Extracts from a graphics dataset:
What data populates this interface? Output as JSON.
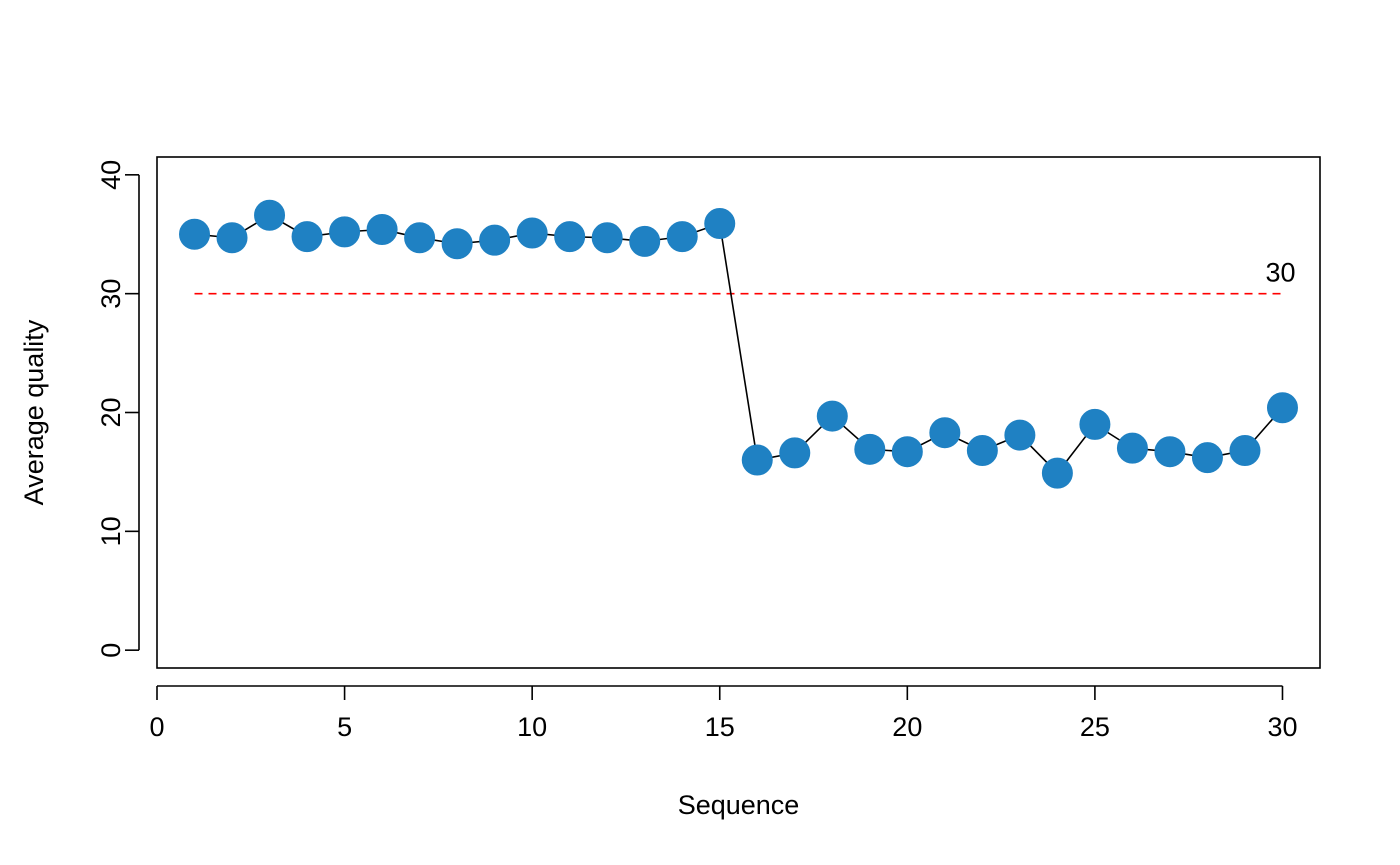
{
  "chart_data": {
    "type": "line",
    "title": "",
    "xlabel": "Sequence",
    "ylabel": "Average quality",
    "xlim": [
      0,
      31
    ],
    "ylim": [
      -1.5,
      41.5
    ],
    "x_ticks": [
      0,
      5,
      10,
      15,
      20,
      25,
      30
    ],
    "y_ticks": [
      0,
      10,
      20,
      30,
      40
    ],
    "grid": false,
    "legend": "none",
    "series": [
      {
        "x": [
          1,
          2,
          3,
          4,
          5,
          6,
          7,
          8,
          9,
          10,
          11,
          12,
          13,
          14,
          15,
          16,
          17,
          18,
          19,
          20,
          21,
          22,
          23,
          24,
          25,
          26,
          27,
          28,
          29,
          30
        ],
        "y": [
          35.0,
          34.7,
          36.6,
          34.8,
          35.2,
          35.4,
          34.7,
          34.2,
          34.5,
          35.1,
          34.8,
          34.7,
          34.4,
          34.8,
          35.9,
          16.0,
          16.6,
          19.7,
          16.9,
          16.7,
          18.3,
          16.8,
          18.1,
          14.9,
          19.0,
          17.0,
          16.7,
          16.2,
          16.8,
          20.4
        ],
        "color": "#1f81c3",
        "line_color": "#000000",
        "marker": "circle"
      }
    ],
    "reference_line": {
      "y": 30,
      "x_range": [
        1,
        30
      ],
      "color": "#ff0000",
      "style": "dashed",
      "label": "30"
    }
  }
}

**TO DO:** Return all of the entries word for word, but omit the pictures.

**SOLVED PROBLEM:**
What data populates this interface? Output as JSON.
{
  "chart_data": {
    "type": "line",
    "title": "",
    "xlabel": "Sequence",
    "ylabel": "Average quality",
    "xlim": [
      0,
      31
    ],
    "ylim": [
      -1.5,
      41.5
    ],
    "x_ticks": [
      0,
      5,
      10,
      15,
      20,
      25,
      30
    ],
    "y_ticks": [
      0,
      10,
      20,
      30,
      40
    ],
    "grid": false,
    "legend": "none",
    "series": [
      {
        "x": [
          1,
          2,
          3,
          4,
          5,
          6,
          7,
          8,
          9,
          10,
          11,
          12,
          13,
          14,
          15,
          16,
          17,
          18,
          19,
          20,
          21,
          22,
          23,
          24,
          25,
          26,
          27,
          28,
          29,
          30
        ],
        "y": [
          35.0,
          34.7,
          36.6,
          34.8,
          35.2,
          35.4,
          34.7,
          34.2,
          34.5,
          35.1,
          34.8,
          34.7,
          34.4,
          34.8,
          35.9,
          16.0,
          16.6,
          19.7,
          16.9,
          16.7,
          18.3,
          16.8,
          18.1,
          14.9,
          19.0,
          17.0,
          16.7,
          16.2,
          16.8,
          20.4
        ],
        "color": "#1f81c3",
        "line_color": "#000000",
        "marker": "circle"
      }
    ],
    "reference_line": {
      "y": 30,
      "x_range": [
        1,
        30
      ],
      "color": "#ff0000",
      "style": "dashed",
      "label": "30"
    }
  }
}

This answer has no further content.